---------- Source data

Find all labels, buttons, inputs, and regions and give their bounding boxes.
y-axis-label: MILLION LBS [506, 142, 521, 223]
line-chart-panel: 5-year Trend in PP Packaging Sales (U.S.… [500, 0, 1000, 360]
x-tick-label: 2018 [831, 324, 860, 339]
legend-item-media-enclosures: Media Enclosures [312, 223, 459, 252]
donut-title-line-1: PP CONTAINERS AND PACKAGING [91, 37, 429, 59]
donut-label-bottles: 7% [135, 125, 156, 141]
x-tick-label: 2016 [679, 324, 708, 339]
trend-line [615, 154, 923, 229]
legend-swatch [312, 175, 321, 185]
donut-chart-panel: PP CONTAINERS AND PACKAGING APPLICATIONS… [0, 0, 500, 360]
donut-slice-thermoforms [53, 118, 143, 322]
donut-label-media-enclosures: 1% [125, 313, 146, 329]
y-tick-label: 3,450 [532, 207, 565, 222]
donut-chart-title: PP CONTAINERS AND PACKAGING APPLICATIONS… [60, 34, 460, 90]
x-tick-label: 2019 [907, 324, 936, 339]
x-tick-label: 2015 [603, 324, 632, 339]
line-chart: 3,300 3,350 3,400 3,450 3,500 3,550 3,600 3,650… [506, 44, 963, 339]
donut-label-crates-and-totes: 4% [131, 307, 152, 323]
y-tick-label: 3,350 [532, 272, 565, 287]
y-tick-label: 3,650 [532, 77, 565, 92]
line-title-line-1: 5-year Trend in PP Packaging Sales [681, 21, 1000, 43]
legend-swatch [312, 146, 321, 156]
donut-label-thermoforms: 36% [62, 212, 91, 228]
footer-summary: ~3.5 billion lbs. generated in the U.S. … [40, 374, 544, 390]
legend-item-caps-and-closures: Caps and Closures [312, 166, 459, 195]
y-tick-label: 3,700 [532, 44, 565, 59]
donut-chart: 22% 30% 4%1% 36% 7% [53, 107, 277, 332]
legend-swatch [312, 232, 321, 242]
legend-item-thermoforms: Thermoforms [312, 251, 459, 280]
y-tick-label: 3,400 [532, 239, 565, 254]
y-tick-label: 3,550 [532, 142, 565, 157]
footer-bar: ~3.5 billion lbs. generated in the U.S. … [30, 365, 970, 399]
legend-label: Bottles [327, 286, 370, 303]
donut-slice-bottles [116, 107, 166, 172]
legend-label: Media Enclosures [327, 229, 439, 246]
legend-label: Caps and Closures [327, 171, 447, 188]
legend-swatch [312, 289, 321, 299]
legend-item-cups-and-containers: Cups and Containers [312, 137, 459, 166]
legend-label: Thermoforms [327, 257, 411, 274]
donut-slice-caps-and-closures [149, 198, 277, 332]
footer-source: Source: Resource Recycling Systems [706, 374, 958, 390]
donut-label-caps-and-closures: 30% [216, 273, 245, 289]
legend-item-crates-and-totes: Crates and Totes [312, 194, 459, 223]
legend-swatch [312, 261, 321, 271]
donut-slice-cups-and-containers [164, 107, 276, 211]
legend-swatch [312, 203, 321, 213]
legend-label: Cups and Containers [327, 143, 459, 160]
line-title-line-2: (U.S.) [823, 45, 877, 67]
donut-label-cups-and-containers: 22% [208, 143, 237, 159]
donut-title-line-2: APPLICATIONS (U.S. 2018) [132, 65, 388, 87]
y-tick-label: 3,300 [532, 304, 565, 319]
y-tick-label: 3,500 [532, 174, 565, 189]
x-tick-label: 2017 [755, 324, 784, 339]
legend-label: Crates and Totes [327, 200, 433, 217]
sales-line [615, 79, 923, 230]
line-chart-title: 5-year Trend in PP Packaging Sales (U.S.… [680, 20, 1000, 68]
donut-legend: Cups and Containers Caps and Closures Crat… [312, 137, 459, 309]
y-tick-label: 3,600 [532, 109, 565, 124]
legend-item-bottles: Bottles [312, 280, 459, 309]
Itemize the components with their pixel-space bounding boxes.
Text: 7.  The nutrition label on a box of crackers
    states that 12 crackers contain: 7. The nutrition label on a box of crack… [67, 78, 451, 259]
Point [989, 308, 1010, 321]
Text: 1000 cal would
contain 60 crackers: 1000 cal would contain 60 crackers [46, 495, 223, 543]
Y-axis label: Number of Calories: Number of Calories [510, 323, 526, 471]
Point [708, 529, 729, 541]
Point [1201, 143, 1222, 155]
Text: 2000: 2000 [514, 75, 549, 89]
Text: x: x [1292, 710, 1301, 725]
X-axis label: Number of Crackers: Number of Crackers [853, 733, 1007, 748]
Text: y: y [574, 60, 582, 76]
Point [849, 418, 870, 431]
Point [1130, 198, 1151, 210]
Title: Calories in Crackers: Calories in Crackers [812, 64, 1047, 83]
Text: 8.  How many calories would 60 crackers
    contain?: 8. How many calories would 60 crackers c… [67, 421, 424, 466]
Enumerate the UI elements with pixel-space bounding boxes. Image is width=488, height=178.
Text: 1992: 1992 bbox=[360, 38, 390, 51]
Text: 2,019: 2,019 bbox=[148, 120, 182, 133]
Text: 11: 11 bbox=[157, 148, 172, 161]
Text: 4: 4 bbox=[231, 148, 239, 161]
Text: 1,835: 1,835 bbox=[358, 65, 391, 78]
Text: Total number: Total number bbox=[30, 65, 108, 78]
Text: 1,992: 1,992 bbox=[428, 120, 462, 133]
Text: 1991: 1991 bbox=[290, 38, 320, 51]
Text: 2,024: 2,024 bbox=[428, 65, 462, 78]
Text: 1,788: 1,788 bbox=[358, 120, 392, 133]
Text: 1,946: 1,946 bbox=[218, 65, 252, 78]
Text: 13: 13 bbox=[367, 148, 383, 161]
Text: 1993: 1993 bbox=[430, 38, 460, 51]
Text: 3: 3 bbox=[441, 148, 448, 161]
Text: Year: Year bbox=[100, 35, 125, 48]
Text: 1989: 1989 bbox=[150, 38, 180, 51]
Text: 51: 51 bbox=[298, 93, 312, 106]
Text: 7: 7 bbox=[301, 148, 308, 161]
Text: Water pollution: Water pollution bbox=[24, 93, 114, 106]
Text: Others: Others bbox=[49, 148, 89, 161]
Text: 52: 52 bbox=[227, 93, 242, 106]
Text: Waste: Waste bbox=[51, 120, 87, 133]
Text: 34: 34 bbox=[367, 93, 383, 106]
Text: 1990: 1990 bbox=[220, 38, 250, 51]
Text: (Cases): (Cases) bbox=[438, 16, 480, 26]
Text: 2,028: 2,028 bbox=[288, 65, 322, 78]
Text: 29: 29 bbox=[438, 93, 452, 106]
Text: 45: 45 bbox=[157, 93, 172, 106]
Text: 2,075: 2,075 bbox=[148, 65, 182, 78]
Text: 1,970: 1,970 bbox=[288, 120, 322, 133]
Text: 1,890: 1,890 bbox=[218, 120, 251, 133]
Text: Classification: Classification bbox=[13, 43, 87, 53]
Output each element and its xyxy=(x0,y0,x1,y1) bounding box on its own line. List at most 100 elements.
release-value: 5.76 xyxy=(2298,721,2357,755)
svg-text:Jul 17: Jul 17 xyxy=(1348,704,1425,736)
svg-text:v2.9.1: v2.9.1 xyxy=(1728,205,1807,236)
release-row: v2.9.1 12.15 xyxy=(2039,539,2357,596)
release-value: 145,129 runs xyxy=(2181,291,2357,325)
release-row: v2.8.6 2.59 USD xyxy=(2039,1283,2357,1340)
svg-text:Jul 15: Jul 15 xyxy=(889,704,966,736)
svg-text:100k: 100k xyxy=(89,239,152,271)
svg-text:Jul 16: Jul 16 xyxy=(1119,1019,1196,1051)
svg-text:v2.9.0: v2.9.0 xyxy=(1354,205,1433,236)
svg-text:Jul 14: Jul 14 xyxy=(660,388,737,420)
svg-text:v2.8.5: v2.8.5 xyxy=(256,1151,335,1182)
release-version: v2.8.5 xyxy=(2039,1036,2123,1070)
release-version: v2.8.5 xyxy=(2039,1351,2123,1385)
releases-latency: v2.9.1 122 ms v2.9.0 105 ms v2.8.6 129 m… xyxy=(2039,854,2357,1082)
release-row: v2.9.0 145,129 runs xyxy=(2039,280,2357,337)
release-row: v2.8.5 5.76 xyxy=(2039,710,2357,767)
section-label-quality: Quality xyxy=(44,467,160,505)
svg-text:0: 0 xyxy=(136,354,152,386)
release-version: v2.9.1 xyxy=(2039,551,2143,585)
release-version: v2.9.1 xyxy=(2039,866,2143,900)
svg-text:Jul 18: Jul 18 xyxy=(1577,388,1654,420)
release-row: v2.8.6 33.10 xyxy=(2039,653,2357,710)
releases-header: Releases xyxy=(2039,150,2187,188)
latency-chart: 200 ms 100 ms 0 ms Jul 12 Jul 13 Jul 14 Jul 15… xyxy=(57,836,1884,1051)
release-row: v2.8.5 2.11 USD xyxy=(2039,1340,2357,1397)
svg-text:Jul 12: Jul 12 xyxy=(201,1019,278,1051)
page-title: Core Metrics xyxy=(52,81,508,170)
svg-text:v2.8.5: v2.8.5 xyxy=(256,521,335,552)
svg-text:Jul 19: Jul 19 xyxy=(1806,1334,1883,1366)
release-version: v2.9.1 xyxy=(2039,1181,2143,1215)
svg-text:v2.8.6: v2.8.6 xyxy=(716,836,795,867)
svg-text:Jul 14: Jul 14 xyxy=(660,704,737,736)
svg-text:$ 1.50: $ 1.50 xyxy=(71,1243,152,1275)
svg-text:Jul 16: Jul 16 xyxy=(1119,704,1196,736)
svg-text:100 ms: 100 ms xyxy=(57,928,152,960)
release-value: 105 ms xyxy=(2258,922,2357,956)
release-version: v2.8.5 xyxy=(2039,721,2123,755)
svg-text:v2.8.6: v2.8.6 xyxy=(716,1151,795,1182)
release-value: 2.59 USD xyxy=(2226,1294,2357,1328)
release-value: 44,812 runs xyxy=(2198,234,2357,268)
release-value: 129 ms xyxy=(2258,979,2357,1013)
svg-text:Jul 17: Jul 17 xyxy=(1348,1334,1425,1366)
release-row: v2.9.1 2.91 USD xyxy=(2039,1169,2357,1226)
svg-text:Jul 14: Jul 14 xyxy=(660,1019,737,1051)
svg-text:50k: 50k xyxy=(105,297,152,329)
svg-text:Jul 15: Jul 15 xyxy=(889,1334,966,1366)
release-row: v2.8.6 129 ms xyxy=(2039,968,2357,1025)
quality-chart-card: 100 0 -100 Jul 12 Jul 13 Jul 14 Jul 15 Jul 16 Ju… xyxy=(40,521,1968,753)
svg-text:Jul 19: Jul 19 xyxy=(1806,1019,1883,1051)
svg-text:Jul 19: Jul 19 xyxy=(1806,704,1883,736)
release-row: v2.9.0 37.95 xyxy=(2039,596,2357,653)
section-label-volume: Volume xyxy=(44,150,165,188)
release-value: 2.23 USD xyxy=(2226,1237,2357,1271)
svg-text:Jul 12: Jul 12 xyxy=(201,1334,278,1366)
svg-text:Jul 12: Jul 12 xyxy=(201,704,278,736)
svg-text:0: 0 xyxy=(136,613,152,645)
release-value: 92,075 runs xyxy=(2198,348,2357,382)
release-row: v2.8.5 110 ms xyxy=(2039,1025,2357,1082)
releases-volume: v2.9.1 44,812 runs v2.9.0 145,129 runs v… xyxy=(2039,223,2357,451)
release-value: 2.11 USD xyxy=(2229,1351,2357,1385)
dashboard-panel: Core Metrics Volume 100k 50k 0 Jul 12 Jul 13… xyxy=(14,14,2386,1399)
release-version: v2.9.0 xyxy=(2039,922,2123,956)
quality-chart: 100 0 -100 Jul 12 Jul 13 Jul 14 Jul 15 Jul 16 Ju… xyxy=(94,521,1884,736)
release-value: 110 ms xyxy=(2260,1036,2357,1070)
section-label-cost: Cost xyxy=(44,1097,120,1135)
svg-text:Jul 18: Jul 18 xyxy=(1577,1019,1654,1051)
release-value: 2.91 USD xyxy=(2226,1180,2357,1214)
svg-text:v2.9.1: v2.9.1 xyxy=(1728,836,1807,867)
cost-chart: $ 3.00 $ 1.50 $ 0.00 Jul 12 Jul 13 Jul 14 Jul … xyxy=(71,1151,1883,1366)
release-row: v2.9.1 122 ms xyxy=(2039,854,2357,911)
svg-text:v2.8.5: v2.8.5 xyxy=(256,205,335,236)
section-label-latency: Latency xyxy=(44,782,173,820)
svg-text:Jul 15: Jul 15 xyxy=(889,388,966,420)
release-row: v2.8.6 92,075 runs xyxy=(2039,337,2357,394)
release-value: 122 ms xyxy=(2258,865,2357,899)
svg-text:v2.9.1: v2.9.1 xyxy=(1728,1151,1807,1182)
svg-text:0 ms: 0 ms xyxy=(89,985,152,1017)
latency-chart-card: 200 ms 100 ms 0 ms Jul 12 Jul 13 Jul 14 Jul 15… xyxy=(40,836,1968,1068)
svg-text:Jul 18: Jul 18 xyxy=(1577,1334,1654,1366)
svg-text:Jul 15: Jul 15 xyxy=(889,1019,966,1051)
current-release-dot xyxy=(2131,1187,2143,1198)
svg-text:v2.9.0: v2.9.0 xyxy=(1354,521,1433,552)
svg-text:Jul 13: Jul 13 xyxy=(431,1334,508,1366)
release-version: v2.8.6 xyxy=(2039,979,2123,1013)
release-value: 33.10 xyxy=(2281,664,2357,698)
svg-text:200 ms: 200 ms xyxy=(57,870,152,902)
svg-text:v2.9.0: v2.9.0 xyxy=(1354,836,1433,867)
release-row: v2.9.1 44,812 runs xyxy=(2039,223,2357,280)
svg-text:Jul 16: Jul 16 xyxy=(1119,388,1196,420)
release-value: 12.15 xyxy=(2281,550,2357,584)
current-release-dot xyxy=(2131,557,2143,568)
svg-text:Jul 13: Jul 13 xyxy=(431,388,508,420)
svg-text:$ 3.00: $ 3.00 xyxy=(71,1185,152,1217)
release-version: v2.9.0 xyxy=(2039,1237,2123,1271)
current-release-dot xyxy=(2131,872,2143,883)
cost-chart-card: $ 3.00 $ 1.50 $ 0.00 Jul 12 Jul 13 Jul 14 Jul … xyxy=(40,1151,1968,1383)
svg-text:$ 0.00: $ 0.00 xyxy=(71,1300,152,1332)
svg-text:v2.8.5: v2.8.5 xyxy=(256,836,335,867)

--------------------

■ Given instruction
Retype the entries from the very first line through the line containing "x-tick-label: 2015 [603, 324, 632, 339]", including both ends.

■ Exercise result
Find all labels, buttons, inputs, and regions and give their bounding boxes.
y-axis-label: MILLION LBS [506, 142, 521, 223]
line-chart-panel: 5-year Trend in PP Packaging Sales (U.S.… [500, 0, 1000, 360]
x-tick-label: 2018 [831, 324, 860, 339]
legend-item-media-enclosures: Media Enclosures [312, 223, 459, 252]
donut-title-line-1: PP CONTAINERS AND PACKAGING [91, 37, 429, 59]
donut-label-bottles: 7% [135, 125, 156, 141]
x-tick-label: 2016 [679, 324, 708, 339]
trend-line [615, 154, 923, 229]
legend-swatch [312, 175, 321, 185]
donut-chart-panel: PP CONTAINERS AND PACKAGING APPLICATIONS… [0, 0, 500, 360]
donut-slice-thermoforms [53, 118, 143, 322]
donut-label-media-enclosures: 1% [125, 313, 146, 329]
y-tick-label: 3,450 [532, 207, 565, 222]
donut-chart-title: PP CONTAINERS AND PACKAGING APPLICATIONS… [60, 34, 460, 90]
x-tick-label: 2019 [907, 324, 936, 339]
x-tick-label: 2015 [603, 324, 632, 339]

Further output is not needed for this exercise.